*** Listed records ***

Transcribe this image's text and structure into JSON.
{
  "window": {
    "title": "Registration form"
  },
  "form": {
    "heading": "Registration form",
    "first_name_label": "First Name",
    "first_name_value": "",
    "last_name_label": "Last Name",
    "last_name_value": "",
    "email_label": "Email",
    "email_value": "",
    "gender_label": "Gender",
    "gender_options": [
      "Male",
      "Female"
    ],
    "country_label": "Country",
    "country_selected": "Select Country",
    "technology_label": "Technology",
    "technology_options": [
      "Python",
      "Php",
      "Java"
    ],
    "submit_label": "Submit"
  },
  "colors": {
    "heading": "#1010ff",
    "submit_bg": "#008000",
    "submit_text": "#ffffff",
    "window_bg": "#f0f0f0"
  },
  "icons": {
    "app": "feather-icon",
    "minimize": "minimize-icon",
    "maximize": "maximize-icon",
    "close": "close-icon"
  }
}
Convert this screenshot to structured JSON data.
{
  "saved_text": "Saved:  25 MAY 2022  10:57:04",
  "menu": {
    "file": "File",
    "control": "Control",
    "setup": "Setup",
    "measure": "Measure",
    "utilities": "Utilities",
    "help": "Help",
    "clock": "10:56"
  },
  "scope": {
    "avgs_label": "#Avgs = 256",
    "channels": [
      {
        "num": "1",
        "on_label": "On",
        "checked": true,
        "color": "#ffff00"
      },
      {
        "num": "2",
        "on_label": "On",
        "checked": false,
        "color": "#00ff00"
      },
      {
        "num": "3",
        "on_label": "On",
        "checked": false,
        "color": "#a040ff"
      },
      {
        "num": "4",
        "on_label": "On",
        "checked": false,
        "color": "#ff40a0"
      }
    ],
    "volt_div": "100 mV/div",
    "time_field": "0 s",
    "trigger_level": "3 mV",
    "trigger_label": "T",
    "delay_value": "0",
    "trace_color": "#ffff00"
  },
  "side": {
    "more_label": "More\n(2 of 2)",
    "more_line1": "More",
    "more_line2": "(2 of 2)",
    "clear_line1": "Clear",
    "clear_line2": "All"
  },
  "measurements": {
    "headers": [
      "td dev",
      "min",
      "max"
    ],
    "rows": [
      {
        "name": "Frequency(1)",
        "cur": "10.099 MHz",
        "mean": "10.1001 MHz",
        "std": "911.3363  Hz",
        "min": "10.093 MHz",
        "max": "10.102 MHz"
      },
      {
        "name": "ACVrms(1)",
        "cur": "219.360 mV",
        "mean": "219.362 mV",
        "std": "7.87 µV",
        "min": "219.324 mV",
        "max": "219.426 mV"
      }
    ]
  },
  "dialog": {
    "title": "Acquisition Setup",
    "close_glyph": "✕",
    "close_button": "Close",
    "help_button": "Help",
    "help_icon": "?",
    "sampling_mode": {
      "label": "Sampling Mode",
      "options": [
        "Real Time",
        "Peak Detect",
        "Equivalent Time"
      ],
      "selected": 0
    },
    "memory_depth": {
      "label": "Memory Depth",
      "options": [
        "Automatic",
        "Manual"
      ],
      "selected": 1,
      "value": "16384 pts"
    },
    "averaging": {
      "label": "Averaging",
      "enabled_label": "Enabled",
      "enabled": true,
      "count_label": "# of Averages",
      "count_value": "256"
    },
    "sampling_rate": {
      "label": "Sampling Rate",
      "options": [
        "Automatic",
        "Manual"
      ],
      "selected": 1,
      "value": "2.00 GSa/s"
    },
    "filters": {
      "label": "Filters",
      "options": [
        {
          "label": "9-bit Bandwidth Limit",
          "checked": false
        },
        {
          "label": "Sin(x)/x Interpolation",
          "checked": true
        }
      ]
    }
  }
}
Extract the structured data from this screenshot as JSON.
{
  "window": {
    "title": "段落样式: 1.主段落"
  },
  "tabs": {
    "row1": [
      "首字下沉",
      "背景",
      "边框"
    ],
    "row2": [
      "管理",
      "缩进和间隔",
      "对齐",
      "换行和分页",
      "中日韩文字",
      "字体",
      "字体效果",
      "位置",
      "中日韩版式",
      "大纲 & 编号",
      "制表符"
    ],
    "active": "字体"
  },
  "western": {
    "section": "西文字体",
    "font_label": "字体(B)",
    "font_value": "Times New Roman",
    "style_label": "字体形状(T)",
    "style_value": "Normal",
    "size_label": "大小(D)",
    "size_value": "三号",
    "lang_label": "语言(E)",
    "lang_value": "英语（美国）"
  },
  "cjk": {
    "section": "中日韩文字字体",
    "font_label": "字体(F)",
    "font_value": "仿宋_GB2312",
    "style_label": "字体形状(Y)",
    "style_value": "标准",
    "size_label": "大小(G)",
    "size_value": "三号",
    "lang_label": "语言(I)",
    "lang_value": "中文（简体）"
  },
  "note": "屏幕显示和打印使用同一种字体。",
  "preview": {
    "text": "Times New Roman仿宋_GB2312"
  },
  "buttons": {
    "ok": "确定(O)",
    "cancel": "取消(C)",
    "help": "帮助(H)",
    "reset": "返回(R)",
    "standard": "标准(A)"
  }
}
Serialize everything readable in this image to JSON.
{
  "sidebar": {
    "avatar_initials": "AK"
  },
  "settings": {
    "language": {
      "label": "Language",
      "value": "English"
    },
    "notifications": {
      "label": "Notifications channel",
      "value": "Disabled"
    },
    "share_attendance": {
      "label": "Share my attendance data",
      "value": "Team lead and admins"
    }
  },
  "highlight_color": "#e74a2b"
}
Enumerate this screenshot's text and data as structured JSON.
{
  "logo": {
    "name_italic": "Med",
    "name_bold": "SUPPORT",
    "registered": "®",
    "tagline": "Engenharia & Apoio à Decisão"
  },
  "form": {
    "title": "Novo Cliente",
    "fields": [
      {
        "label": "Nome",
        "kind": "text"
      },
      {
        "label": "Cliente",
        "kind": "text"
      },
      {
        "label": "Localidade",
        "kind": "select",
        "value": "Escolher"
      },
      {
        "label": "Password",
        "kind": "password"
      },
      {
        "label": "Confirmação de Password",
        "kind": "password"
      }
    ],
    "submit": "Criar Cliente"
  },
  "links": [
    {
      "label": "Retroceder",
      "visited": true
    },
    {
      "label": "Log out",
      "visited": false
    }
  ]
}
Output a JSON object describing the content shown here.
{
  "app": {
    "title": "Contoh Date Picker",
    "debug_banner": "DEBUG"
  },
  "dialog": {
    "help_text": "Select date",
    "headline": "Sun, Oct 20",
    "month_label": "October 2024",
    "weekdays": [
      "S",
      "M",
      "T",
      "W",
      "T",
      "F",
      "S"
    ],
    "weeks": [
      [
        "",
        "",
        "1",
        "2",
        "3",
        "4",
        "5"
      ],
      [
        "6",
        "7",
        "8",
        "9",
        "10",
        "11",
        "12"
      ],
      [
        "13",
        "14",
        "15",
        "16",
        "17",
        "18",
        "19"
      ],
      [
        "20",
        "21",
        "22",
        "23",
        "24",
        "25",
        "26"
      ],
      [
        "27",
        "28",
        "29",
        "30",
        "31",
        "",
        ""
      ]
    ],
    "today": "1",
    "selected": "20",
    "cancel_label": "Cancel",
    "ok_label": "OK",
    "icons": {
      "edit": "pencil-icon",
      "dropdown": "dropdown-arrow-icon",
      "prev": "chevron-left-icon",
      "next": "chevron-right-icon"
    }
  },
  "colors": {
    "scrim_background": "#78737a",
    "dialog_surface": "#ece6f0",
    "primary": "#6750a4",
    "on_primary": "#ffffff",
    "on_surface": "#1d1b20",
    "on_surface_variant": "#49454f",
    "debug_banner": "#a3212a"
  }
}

***

Output the records above in their entirety, exactly.

Transcribe this image's text and structure into JSON.
{
  "window": {
    "title": "Registration form"
  },
  "form": {
    "heading": "Registration form",
    "first_name_label": "First Name",
    "first_name_value": "",
    "last_name_label": "Last Name",
    "last_name_value": "",
    "email_label": "Email",
    "email_value": "",
    "gender_label": "Gender",
    "gender_options": [
      "Male",
      "Female"
    ],
    "country_label": "Country",
    "country_selected": "Select Country",
    "technology_label": "Technology",
    "technology_options": [
      "Python",
      "Php",
      "Java"
    ],
    "submit_label": "Submit"
  },
  "colors": {
    "heading": "#1010ff",
    "submit_bg": "#008000",
    "submit_text": "#ffffff",
    "window_bg": "#f0f0f0"
  },
  "icons": {
    "app": "feather-icon",
    "minimize": "minimize-icon",
    "maximize": "maximize-icon",
    "close": "close-icon"
  }
}
Convert this screenshot to structured JSON data.
{
  "saved_text": "Saved:  25 MAY 2022  10:57:04",
  "menu": {
    "file": "File",
    "control": "Control",
    "setup": "Setup",
    "measure": "Measure",
    "utilities": "Utilities",
    "help": "Help",
    "clock": "10:56"
  },
  "scope": {
    "avgs_label": "#Avgs = 256",
    "channels": [
      {
        "num": "1",
        "on_label": "On",
        "checked": true,
        "color": "#ffff00"
      },
      {
        "num": "2",
        "on_label": "On",
        "checked": false,
        "color": "#00ff00"
      },
      {
        "num": "3",
        "on_label": "On",
        "checked": false,
        "color": "#a040ff"
      },
      {
        "num": "4",
        "on_label": "On",
        "checked": false,
        "color": "#ff40a0"
      }
    ],
    "volt_div": "100 mV/div",
    "time_field": "0 s",
    "trigger_level": "3 mV",
    "trigger_label": "T",
    "delay_value": "0",
    "trace_color": "#ffff00"
  },
  "side": {
    "more_label": "More\n(2 of 2)",
    "more_line1": "More",
    "more_line2": "(2 of 2)",
    "clear_line1": "Clear",
    "clear_line2": "All"
  },
  "measurements": {
    "headers": [
      "td dev",
      "min",
      "max"
    ],
    "rows": [
      {
        "name": "Frequency(1)",
        "cur": "10.099 MHz",
        "mean": "10.1001 MHz",
        "std": "911.3363  Hz",
        "min": "10.093 MHz",
        "max": "10.102 MHz"
      },
      {
        "name": "ACVrms(1)",
        "cur": "219.360 mV",
        "mean": "219.362 mV",
        "std": "7.87 µV",
        "min": "219.324 mV",
        "max": "219.426 mV"
      }
    ]
  },
  "dialog": {
    "title": "Acquisition Setup",
    "close_glyph": "✕",
    "close_button": "Close",
    "help_button": "Help",
    "help_icon": "?",
    "sampling_mode": {
      "label": "Sampling Mode",
      "options": [
        "Real Time",
        "Peak Detect",
        "Equivalent Time"
      ],
      "selected": 0
    },
    "memory_depth": {
      "label": "Memory Depth",
      "options": [
        "Automatic",
        "Manual"
      ],
      "selected": 1,
      "value": "16384 pts"
    },
    "averaging": {
      "label": "Averaging",
      "enabled_label": "Enabled",
      "enabled": true,
      "count_label": "# of Averages",
      "count_value": "256"
    },
    "sampling_rate": {
      "label": "Sampling Rate",
      "options": [
        "Automatic",
        "Manual"
      ],
      "selected": 1,
      "value": "2.00 GSa/s"
    },
    "filters": {
      "label": "Filters",
      "options": [
        {
          "label": "9-bit Bandwidth Limit",
          "checked": false
        },
        {
          "label": "Sin(x)/x Interpolation",
          "checked": true
        }
      ]
    }
  }
}
Extract the structured data from this screenshot as JSON.
{
  "window": {
    "title": "段落样式: 1.主段落"
  },
  "tabs": {
    "row1": [
      "首字下沉",
      "背景",
      "边框"
    ],
    "row2": [
      "管理",
      "缩进和间隔",
      "对齐",
      "换行和分页",
      "中日韩文字",
      "字体",
      "字体效果",
      "位置",
      "中日韩版式",
      "大纲 & 编号",
      "制表符"
    ],
    "active": "字体"
  },
  "western": {
    "section": "西文字体",
    "font_label": "字体(B)",
    "font_value": "Times New Roman",
    "style_label": "字体形状(T)",
    "style_value": "Normal",
    "size_label": "大小(D)",
    "size_value": "三号",
    "lang_label": "语言(E)",
    "lang_value": "英语（美国）"
  },
  "cjk": {
    "section": "中日韩文字字体",
    "font_label": "字体(F)",
    "font_value": "仿宋_GB2312",
    "style_label": "字体形状(Y)",
    "style_value": "标准",
    "size_label": "大小(G)",
    "size_value": "三号",
    "lang_label": "语言(I)",
    "lang_value": "中文（简体）"
  },
  "note": "屏幕显示和打印使用同一种字体。",
  "preview": {
    "text": "Times New Roman仿宋_GB2312"
  },
  "buttons": {
    "ok": "确定(O)",
    "cancel": "取消(C)",
    "help": "帮助(H)",
    "reset": "返回(R)",
    "standard": "标准(A)"
  }
}
Serialize everything readable in this image to JSON.
{
  "sidebar": {
    "avatar_initials": "AK"
  },
  "settings": {
    "language": {
      "label": "Language",
      "value": "English"
    },
    "notifications": {
      "label": "Notifications channel",
      "value": "Disabled"
    },
    "share_attendance": {
      "label": "Share my attendance data",
      "value": "Team lead and admins"
    }
  },
  "highlight_color": "#e74a2b"
}
Enumerate this screenshot's text and data as structured JSON.
{
  "logo": {
    "name_italic": "Med",
    "name_bold": "SUPPORT",
    "registered": "®",
    "tagline": "Engenharia & Apoio à Decisão"
  },
  "form": {
    "title": "Novo Cliente",
    "fields": [
      {
        "label": "Nome",
        "kind": "text"
      },
      {
        "label": "Cliente",
        "kind": "text"
      },
      {
        "label": "Localidade",
        "kind": "select",
        "value": "Escolher"
      },
      {
        "label": "Password",
        "kind": "password"
      },
      {
        "label": "Confirmação de Password",
        "kind": "password"
      }
    ],
    "submit": "Criar Cliente"
  },
  "links": [
    {
      "label": "Retroceder",
      "visited": true
    },
    {
      "label": "Log out",
      "visited": false
    }
  ]
}
Output a JSON object describing the content shown here.
{
  "app": {
    "title": "Contoh Date Picker",
    "debug_banner": "DEBUG"
  },
  "dialog": {
    "help_text": "Select date",
    "headline": "Sun, Oct 20",
    "month_label": "October 2024",
    "weekdays": [
      "S",
      "M",
      "T",
      "W",
      "T",
      "F",
      "S"
    ],
    "weeks": [
      [
        "",
        "",
        "1",
        "2",
        "3",
        "4",
        "5"
      ],
      [
        "6",
        "7",
        "8",
        "9",
        "10",
        "11",
        "12"
      ],
      [
        "13",
        "14",
        "15",
        "16",
        "17",
        "18",
        "19"
      ],
      [
        "20",
        "21",
        "22",
        "23",
        "24",
        "25",
        "26"
      ],
      [
        "27",
        "28",
        "29",
        "30",
        "31",
        "",
        ""
      ]
    ],
    "today": "1",
    "selected": "20",
    "cancel_label": "Cancel",
    "ok_label": "OK",
    "icons": {
      "edit": "pencil-icon",
      "dropdown": "dropdown-arrow-icon",
      "prev": "chevron-left-icon",
      "next": "chevron-right-icon"
    }
  },
  "colors": {
    "scrim_background": "#78737a",
    "dialog_surface": "#ece6f0",
    "primary": "#6750a4",
    "on_primary": "#ffffff",
    "on_surface": "#1d1b20",
    "on_surface_variant": "#49454f",
    "debug_banner": "#a3212a"
  }
}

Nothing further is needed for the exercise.